▶ **TASK MATERIAL**
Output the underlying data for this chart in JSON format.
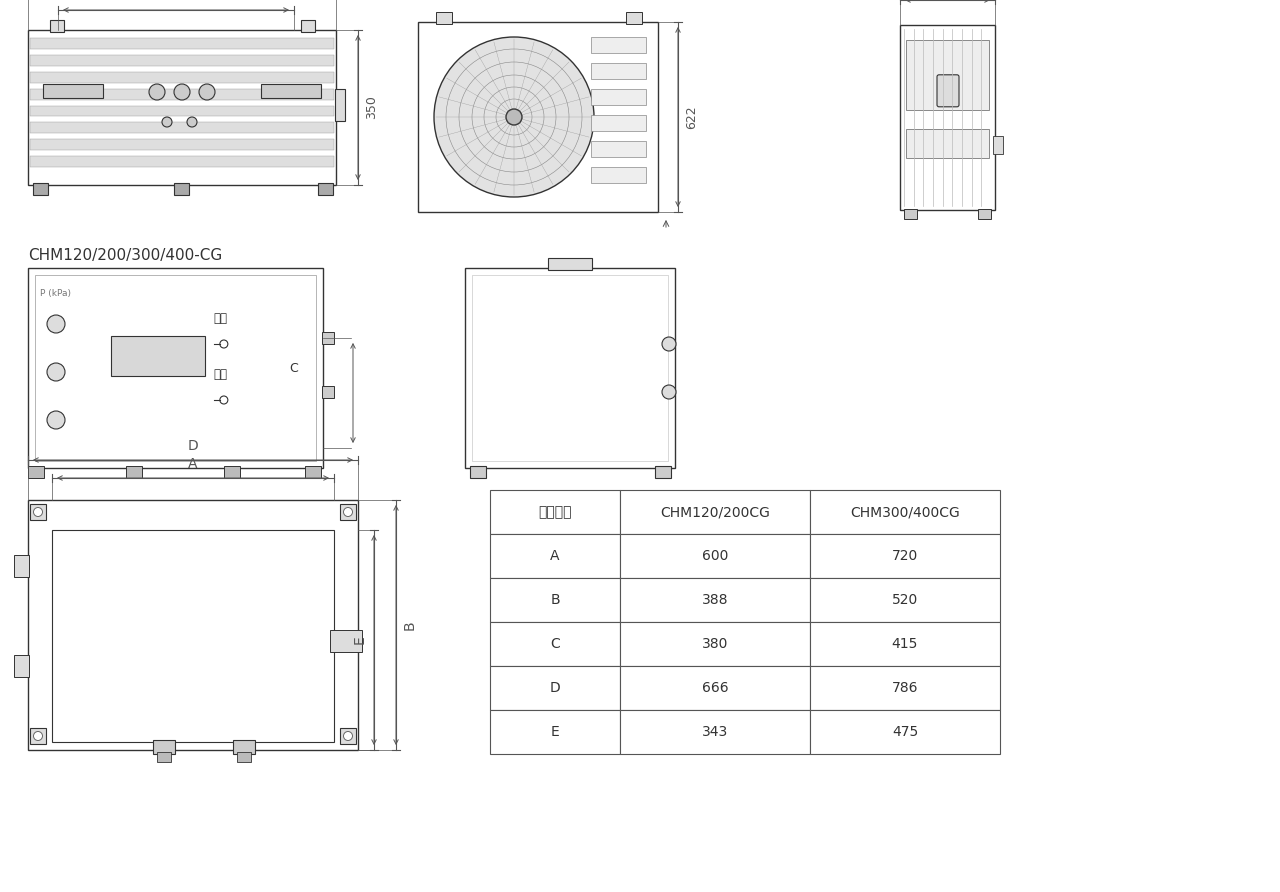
{
  "bg_color": "#ffffff",
  "line_color": "#333333",
  "dim_color": "#555555",
  "text_color": "#333333",
  "title_label": "CHM120/200/300/400-CG",
  "table_headers": [
    "机组型号",
    "CHM120/200CG",
    "CHM300/400CG"
  ],
  "table_rows": [
    [
      "A",
      "600",
      "720"
    ],
    [
      "B",
      "388",
      "520"
    ],
    [
      "C",
      "380",
      "415"
    ],
    [
      "D",
      "666",
      "786"
    ],
    [
      "E",
      "343",
      "475"
    ]
  ],
  "font_size_dim": 9,
  "font_size_title": 11,
  "font_size_table": 10
}
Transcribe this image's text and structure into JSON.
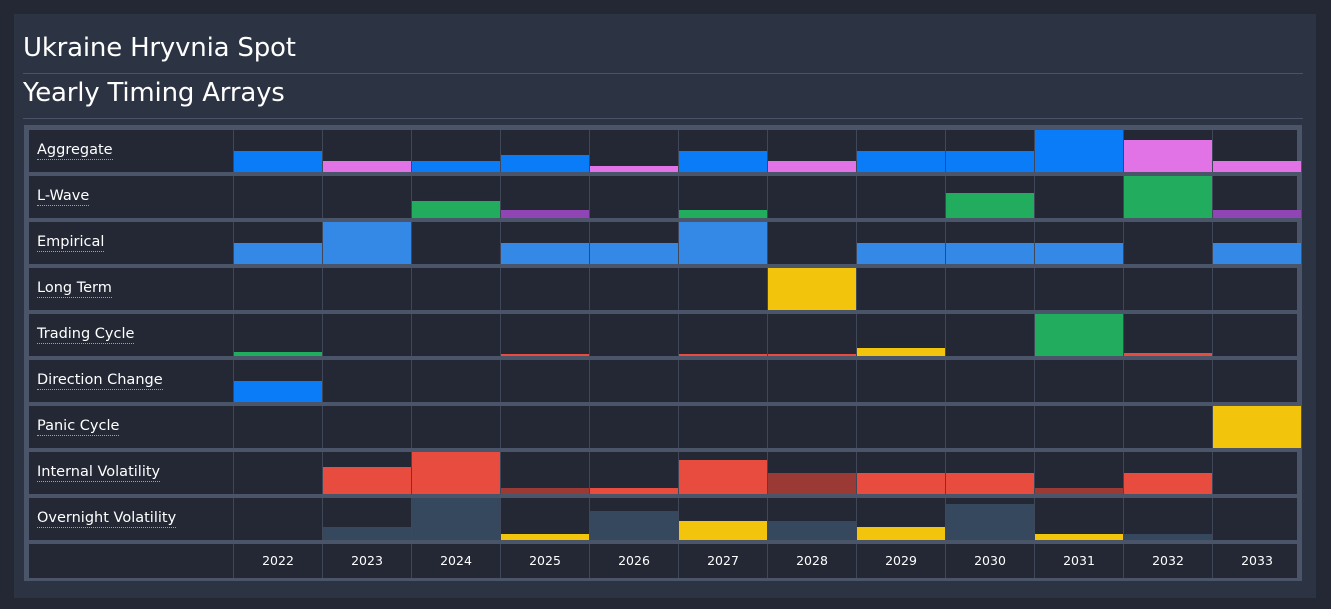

▶ **THE EXERCISE**
Ignore the images and quote every line of the listing exactly.

▶ **RESPONSE TO THIS EXERCISE**
Output the underlying data for this chart in JSON format.
{
  "bg_color": "#ffffff",
  "line_color": "#333333",
  "dim_color": "#555555",
  "text_color": "#333333",
  "title_label": "CHM120/200/300/400-CG",
  "table_headers": [
    "机组型号",
    "CHM120/200CG",
    "CHM300/400CG"
  ],
  "table_rows": [
    [
      "A",
      "600",
      "720"
    ],
    [
      "B",
      "388",
      "520"
    ],
    [
      "C",
      "380",
      "415"
    ],
    [
      "D",
      "666",
      "786"
    ],
    [
      "E",
      "343",
      "475"
    ]
  ],
  "font_size_dim": 9,
  "font_size_title": 11,
  "font_size_table": 10
}
Transcribe this image's text and structure into JSON.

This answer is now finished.